### Task statement:
Look over the entries that follow and work out how many lines contain "filters". State the number only.

____________

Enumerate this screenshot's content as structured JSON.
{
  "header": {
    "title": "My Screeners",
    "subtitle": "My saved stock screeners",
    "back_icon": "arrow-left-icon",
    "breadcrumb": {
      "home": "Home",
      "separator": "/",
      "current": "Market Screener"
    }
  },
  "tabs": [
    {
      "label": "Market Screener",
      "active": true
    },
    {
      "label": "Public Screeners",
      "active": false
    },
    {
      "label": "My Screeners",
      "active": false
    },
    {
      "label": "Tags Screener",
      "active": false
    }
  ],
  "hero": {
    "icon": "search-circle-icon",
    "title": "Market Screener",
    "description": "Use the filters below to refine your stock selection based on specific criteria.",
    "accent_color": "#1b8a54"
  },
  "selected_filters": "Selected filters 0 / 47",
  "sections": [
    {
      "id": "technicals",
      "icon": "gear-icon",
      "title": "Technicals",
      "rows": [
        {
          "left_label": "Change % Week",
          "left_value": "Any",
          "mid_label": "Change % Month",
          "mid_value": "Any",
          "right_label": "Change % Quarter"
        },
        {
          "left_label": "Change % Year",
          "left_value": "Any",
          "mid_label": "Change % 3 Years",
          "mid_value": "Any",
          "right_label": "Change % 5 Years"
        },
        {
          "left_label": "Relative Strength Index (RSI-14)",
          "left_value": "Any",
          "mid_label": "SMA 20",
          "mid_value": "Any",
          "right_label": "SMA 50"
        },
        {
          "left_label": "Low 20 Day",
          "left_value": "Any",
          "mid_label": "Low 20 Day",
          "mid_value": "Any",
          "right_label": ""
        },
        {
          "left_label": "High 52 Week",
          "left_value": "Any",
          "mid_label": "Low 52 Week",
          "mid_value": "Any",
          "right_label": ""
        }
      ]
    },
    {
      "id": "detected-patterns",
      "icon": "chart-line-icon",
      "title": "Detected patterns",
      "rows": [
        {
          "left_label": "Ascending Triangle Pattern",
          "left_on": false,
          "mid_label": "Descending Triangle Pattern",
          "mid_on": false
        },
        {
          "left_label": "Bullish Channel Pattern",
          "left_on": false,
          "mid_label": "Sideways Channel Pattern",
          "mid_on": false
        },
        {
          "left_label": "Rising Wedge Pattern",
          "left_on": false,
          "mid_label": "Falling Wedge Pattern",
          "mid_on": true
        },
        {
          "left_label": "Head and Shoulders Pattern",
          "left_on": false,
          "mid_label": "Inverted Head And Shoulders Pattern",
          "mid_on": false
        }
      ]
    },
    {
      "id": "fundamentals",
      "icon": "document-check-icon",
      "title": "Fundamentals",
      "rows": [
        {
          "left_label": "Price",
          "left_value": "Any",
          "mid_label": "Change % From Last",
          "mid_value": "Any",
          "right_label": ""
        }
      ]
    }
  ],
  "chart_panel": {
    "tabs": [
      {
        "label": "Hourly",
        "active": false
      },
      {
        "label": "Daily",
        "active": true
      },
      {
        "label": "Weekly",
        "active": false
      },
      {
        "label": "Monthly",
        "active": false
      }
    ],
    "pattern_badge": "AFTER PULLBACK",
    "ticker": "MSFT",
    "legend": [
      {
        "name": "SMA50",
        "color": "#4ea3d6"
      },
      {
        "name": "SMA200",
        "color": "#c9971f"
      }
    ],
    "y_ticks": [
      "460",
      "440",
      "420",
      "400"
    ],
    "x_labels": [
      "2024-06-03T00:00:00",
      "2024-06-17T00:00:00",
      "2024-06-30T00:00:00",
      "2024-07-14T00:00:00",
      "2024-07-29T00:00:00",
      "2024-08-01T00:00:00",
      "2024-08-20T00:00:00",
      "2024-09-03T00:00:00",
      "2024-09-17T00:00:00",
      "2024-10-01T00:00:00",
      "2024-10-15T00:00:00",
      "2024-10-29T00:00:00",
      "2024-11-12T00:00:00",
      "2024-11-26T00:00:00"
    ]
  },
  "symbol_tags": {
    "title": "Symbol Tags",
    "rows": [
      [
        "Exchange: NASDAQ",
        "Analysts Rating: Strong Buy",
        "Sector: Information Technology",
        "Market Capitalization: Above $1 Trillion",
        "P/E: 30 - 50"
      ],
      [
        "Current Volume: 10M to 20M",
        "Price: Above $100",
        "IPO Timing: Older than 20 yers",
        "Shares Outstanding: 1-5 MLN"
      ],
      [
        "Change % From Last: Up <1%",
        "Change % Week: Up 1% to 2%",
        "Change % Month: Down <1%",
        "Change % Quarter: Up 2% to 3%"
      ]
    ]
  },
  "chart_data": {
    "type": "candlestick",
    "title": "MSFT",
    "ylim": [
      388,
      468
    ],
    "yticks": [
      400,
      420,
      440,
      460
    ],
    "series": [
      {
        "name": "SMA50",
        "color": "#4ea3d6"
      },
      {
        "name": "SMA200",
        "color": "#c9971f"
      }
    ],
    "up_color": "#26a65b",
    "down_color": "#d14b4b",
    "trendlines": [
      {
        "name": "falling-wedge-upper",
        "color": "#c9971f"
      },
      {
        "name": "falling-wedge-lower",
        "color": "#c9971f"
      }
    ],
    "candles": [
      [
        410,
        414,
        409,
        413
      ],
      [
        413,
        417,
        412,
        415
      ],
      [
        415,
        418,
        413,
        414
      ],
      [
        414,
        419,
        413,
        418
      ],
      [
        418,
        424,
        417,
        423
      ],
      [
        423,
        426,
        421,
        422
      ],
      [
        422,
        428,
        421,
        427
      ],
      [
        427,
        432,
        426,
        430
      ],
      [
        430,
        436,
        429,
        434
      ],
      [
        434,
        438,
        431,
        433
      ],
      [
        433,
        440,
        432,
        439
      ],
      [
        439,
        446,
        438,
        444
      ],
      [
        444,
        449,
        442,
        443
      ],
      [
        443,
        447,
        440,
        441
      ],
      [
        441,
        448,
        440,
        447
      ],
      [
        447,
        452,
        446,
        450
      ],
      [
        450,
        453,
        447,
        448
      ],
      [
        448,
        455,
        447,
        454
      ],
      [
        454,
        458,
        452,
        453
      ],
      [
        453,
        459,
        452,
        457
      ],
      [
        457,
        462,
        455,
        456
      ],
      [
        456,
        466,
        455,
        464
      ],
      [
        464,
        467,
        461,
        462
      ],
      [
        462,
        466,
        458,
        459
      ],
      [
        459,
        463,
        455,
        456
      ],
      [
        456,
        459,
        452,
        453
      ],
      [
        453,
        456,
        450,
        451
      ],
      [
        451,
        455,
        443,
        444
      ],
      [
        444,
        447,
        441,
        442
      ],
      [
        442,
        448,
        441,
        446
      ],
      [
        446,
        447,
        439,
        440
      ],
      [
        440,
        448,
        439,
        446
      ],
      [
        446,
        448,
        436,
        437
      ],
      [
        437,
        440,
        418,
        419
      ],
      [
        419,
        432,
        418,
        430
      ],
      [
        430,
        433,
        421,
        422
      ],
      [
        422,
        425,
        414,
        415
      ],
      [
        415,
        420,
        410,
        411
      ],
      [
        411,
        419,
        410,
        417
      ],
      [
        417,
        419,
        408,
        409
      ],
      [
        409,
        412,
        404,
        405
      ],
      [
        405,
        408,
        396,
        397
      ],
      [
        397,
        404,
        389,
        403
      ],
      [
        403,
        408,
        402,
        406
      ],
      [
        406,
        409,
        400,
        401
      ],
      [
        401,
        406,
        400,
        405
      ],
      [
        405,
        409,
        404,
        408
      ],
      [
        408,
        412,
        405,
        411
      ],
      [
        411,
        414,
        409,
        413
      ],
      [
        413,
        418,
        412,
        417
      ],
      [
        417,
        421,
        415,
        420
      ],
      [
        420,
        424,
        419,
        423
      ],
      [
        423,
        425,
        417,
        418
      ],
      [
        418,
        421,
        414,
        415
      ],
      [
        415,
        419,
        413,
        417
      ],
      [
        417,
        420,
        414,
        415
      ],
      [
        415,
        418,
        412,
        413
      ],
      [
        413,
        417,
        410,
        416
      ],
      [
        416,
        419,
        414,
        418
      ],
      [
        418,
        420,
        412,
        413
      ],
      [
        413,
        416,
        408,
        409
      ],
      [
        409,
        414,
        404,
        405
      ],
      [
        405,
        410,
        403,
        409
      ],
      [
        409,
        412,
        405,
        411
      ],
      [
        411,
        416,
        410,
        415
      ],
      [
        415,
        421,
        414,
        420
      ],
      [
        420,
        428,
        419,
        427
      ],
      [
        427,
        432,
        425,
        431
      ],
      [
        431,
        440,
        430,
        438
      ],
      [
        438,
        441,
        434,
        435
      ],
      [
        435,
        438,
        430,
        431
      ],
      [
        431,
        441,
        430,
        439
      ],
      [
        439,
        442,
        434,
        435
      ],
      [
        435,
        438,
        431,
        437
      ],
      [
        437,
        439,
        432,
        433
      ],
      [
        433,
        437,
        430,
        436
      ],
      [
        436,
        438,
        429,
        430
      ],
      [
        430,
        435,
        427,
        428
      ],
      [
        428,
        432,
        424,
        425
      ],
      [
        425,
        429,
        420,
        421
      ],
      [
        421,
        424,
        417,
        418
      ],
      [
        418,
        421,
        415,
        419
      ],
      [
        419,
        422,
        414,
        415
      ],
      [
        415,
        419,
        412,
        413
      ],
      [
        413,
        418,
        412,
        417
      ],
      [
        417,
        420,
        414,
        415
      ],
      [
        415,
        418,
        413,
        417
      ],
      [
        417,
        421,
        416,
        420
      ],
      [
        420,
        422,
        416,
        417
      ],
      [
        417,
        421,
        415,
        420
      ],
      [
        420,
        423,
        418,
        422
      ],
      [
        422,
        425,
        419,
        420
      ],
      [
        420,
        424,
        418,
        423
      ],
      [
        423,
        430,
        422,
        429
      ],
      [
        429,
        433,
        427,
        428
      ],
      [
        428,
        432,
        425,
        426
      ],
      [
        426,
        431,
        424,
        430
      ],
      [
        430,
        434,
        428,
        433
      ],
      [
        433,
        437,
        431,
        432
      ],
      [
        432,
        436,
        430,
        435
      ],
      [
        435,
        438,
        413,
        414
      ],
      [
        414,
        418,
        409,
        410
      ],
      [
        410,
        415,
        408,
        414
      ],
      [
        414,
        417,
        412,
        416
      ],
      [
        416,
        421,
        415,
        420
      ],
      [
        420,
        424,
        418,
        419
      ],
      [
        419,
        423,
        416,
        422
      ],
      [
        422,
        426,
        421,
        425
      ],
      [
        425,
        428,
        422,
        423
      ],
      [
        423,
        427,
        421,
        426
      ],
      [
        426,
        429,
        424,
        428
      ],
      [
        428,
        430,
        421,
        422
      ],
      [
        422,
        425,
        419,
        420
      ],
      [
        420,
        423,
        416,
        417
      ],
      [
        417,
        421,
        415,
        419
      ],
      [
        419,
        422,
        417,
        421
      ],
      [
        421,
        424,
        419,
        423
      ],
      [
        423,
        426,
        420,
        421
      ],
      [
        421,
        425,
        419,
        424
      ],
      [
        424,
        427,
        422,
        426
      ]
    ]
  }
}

____________

### Worked answer:
2